start Provided material

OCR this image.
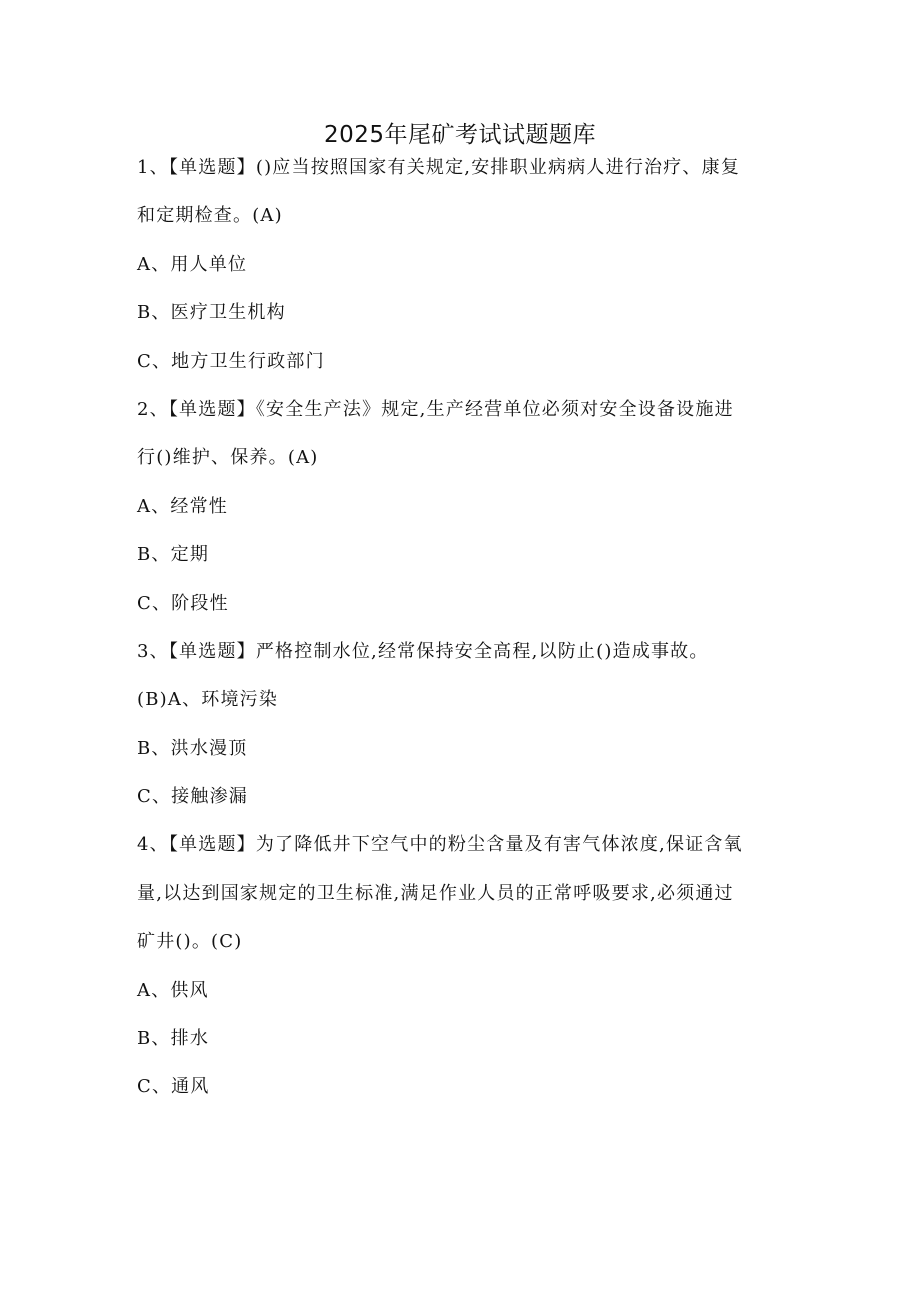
2025年尾矿考试试题题库
1、【单选题】()应当按照国家有关规定,安排职业病病人进行治疗、康复
和定期检查。(A)
A、用人单位
B、医疗卫生机构
C、地方卫生行政部门
2、【单选题】《安全生产法》规定,生产经营单位必须对安全设备设施进
行()维护、保养。(A)
A、经常性
B、定期
C、阶段性
3、【单选题】严格控制水位,经常保持安全高程,以防止()造成事故。
(B)A、环境污染
B、洪水漫顶
C、接触渗漏
4、【单选题】为了降低井下空气中的粉尘含量及有害气体浓度,保证含氧
量,以达到国家规定的卫生标准,满足作业人员的正常呼吸要求,必须通过
矿井()。(C)
A、供风
B、排水
C、通风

end Provided material

» Task:
Strip out the pictures and quote the remaining data word for word.

» Exercise solution:
OCR this image.
2025年尾矿考试试题题库
1、【单选题】()应当按照国家有关规定,安排职业病病人进行治疗、康复
和定期检查。(A)
A、用人单位
B、医疗卫生机构
C、地方卫生行政部门
2、【单选题】《安全生产法》规定,生产经营单位必须对安全设备设施进
行()维护、保养。(A)
A、经常性
B、定期
C、阶段性
3、【单选题】严格控制水位,经常保持安全高程,以防止()造成事故。
(B)A、环境污染
B、洪水漫顶
C、接触渗漏
4、【单选题】为了降低井下空气中的粉尘含量及有害气体浓度,保证含氧
量,以达到国家规定的卫生标准,满足作业人员的正常呼吸要求,必须通过
矿井()。(C)
A、供风
B、排水
C、通风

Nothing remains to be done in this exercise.